--- Begin DATA PROVIDED ---
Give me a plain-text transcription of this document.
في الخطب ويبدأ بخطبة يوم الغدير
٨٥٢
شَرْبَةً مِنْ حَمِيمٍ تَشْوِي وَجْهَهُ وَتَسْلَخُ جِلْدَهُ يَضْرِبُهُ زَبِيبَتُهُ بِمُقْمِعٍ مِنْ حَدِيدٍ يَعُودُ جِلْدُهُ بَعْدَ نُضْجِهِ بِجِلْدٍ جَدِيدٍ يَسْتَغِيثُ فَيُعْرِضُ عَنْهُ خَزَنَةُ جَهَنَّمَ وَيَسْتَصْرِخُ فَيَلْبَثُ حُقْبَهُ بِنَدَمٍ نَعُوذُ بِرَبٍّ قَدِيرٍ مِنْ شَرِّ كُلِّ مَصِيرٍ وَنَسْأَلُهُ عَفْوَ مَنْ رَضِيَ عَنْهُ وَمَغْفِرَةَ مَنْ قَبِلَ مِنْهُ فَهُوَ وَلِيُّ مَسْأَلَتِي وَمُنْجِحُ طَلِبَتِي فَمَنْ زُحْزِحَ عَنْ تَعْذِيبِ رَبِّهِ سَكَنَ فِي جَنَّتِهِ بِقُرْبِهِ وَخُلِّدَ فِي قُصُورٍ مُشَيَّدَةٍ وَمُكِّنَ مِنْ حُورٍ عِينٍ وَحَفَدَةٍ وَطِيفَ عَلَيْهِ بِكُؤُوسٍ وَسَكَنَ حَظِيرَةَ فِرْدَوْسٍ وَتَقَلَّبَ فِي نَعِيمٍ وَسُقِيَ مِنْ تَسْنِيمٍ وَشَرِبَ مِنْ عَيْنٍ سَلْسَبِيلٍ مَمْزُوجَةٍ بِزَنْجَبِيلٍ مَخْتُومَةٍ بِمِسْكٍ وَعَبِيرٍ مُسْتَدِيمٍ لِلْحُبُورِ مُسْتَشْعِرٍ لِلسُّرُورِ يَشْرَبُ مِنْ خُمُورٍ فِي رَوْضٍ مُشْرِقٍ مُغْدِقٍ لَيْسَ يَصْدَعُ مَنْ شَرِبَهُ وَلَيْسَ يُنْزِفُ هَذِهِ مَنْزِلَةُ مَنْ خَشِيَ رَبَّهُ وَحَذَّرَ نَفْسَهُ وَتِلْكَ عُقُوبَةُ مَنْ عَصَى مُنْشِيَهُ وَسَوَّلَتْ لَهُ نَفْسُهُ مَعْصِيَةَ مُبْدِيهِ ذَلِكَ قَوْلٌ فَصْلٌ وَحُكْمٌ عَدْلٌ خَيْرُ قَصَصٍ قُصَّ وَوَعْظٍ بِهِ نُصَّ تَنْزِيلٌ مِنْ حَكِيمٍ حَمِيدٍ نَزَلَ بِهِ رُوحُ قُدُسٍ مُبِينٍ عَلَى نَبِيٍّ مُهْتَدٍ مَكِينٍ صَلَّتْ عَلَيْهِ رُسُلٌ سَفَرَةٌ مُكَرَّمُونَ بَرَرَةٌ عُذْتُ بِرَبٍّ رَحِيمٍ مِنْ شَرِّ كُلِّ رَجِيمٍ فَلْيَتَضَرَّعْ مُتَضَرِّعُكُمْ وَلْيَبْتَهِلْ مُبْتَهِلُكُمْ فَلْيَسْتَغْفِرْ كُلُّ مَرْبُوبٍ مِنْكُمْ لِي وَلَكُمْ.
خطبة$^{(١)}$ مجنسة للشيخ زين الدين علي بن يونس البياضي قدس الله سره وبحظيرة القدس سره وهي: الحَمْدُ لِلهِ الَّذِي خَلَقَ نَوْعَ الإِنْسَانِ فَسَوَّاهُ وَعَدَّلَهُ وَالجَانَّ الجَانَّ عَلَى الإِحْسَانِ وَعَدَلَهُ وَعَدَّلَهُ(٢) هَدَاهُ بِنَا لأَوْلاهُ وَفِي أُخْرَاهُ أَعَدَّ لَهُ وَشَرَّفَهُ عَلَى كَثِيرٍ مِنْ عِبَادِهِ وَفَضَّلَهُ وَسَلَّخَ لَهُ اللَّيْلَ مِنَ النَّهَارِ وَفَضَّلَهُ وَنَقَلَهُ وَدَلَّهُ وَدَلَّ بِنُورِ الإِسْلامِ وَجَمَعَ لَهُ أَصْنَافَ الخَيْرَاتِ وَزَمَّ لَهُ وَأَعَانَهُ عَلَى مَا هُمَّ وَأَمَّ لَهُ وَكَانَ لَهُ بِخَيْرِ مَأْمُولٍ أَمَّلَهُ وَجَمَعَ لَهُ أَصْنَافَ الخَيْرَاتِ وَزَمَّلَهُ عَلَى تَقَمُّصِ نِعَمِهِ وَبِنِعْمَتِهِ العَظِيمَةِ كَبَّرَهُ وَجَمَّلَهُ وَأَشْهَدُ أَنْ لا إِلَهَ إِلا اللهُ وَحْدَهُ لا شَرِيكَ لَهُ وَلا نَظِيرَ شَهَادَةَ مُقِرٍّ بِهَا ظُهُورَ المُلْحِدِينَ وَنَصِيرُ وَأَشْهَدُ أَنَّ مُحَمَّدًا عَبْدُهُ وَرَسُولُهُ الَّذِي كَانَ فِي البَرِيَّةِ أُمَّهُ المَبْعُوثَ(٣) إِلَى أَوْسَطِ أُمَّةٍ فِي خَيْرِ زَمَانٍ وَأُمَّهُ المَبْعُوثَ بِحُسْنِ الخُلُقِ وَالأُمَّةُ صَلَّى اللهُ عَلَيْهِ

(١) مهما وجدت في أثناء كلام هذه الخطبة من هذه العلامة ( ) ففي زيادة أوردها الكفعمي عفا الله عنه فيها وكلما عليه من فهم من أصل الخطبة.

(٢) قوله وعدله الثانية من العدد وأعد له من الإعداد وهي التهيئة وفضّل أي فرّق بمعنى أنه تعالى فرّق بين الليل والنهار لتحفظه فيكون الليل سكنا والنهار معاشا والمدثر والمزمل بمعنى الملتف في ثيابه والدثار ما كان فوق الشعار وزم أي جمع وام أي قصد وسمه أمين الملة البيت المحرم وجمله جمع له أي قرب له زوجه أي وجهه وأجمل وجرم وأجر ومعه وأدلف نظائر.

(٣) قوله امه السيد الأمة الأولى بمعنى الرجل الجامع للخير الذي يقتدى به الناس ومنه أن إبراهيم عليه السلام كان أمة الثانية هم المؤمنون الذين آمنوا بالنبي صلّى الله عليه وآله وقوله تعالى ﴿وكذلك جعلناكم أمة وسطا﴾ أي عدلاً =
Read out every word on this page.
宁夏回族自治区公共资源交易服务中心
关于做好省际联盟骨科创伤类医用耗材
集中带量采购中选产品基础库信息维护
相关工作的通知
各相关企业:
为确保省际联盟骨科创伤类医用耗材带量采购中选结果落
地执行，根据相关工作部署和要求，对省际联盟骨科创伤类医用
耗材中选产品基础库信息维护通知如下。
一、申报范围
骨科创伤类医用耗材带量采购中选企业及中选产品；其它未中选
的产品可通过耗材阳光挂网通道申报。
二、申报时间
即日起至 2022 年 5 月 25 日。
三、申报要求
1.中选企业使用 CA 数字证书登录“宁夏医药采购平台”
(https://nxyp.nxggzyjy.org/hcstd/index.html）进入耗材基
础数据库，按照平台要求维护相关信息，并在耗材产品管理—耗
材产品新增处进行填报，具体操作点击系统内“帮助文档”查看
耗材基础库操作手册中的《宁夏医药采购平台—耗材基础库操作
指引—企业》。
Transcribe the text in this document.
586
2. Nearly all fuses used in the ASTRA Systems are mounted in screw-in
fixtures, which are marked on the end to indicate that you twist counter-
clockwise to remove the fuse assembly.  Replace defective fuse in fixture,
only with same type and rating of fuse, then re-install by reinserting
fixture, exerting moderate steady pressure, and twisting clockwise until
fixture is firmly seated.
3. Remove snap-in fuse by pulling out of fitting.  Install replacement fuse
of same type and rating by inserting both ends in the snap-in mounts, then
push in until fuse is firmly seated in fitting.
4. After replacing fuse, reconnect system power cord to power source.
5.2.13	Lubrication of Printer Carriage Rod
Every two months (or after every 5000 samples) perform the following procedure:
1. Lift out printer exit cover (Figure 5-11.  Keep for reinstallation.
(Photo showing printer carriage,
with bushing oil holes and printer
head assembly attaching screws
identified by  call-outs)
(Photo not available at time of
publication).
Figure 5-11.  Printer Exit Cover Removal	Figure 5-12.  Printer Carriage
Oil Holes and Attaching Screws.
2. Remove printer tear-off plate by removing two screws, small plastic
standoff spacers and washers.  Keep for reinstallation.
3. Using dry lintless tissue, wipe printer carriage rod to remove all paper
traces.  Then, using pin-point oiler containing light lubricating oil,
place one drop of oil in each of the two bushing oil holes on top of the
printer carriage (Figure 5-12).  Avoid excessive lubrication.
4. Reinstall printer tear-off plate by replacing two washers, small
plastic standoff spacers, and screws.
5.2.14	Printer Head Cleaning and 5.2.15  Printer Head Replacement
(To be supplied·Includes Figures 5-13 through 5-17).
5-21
--- End DATA PROVIDED ---
= AIM =
Return the lines from the line containing "Transcribe the text in this document." to the end of the entries above, exactly as they appear and with no other output.

= ANSWER TO THIS TASK =
Transcribe the text in this document.
586
2. Nearly all fuses used in the ASTRA Systems are mounted in screw-in
fixtures, which are marked on the end to indicate that you twist counter-
clockwise to remove the fuse assembly.  Replace defective fuse in fixture,
only with same type and rating of fuse, then re-install by reinserting
fixture, exerting moderate steady pressure, and twisting clockwise until
fixture is firmly seated.
3. Remove snap-in fuse by pulling out of fitting.  Install replacement fuse
of same type and rating by inserting both ends in the snap-in mounts, then
push in until fuse is firmly seated in fitting.
4. After replacing fuse, reconnect system power cord to power source.
5.2.13	Lubrication of Printer Carriage Rod
Every two months (or after every 5000 samples) perform the following procedure:
1. Lift out printer exit cover (Figure 5-11.  Keep for reinstallation.
(Photo showing printer carriage,
with bushing oil holes and printer
head assembly attaching screws
identified by  call-outs)
(Photo not available at time of
publication).
Figure 5-11.  Printer Exit Cover Removal	Figure 5-12.  Printer Carriage
Oil Holes and Attaching Screws.
2. Remove printer tear-off plate by removing two screws, small plastic
standoff spacers and washers.  Keep for reinstallation.
3. Using dry lintless tissue, wipe printer carriage rod to remove all paper
traces.  Then, using pin-point oiler containing light lubricating oil,
place one drop of oil in each of the two bushing oil holes on top of the
printer carriage (Figure 5-12).  Avoid excessive lubrication.
4. Reinstall printer tear-off plate by replacing two washers, small
plastic standoff spacers, and screws.
5.2.14	Printer Head Cleaning and 5.2.15  Printer Head Replacement
(To be supplied·Includes Figures 5-13 through 5-17).
5-21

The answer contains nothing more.